— Begin —

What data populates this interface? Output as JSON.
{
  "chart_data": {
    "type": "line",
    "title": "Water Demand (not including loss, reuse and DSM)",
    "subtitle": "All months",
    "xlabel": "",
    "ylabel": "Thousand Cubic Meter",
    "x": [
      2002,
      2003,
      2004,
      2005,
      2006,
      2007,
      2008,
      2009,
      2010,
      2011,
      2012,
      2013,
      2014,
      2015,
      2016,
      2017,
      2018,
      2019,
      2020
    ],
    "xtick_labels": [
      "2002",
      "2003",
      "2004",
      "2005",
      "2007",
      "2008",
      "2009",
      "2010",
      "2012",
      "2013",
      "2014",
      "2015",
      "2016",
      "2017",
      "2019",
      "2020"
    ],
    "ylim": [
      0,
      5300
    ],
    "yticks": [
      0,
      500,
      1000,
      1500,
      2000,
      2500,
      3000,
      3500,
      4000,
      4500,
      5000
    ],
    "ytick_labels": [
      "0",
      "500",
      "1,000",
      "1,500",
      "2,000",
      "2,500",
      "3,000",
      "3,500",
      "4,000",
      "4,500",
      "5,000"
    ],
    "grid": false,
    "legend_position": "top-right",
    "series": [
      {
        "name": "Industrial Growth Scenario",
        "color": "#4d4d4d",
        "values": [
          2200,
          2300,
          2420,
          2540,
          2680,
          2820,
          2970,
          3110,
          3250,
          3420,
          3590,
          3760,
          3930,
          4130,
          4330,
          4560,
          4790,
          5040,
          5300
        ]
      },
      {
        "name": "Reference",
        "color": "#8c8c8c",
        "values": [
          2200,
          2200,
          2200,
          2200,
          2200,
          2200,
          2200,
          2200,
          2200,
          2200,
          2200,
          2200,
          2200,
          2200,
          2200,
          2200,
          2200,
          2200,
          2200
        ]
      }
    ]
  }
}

— End —

[Required work] Please restate the data word for word, every record included.

[Response]
What data populates this interface? Output as JSON.
{
  "chart_data": {
    "type": "line",
    "title": "Water Demand (not including loss, reuse and DSM)",
    "subtitle": "All months",
    "xlabel": "",
    "ylabel": "Thousand Cubic Meter",
    "x": [
      2002,
      2003,
      2004,
      2005,
      2006,
      2007,
      2008,
      2009,
      2010,
      2011,
      2012,
      2013,
      2014,
      2015,
      2016,
      2017,
      2018,
      2019,
      2020
    ],
    "xtick_labels": [
      "2002",
      "2003",
      "2004",
      "2005",
      "2007",
      "2008",
      "2009",
      "2010",
      "2012",
      "2013",
      "2014",
      "2015",
      "2016",
      "2017",
      "2019",
      "2020"
    ],
    "ylim": [
      0,
      5300
    ],
    "yticks": [
      0,
      500,
      1000,
      1500,
      2000,
      2500,
      3000,
      3500,
      4000,
      4500,
      5000
    ],
    "ytick_labels": [
      "0",
      "500",
      "1,000",
      "1,500",
      "2,000",
      "2,500",
      "3,000",
      "3,500",
      "4,000",
      "4,500",
      "5,000"
    ],
    "grid": false,
    "legend_position": "top-right",
    "series": [
      {
        "name": "Industrial Growth Scenario",
        "color": "#4d4d4d",
        "values": [
          2200,
          2300,
          2420,
          2540,
          2680,
          2820,
          2970,
          3110,
          3250,
          3420,
          3590,
          3760,
          3930,
          4130,
          4330,
          4560,
          4790,
          5040,
          5300
        ]
      },
      {
        "name": "Reference",
        "color": "#8c8c8c",
        "values": [
          2200,
          2200,
          2200,
          2200,
          2200,
          2200,
          2200,
          2200,
          2200,
          2200,
          2200,
          2200,
          2200,
          2200,
          2200,
          2200,
          2200,
          2200,
          2200
        ]
      }
    ]
  }
}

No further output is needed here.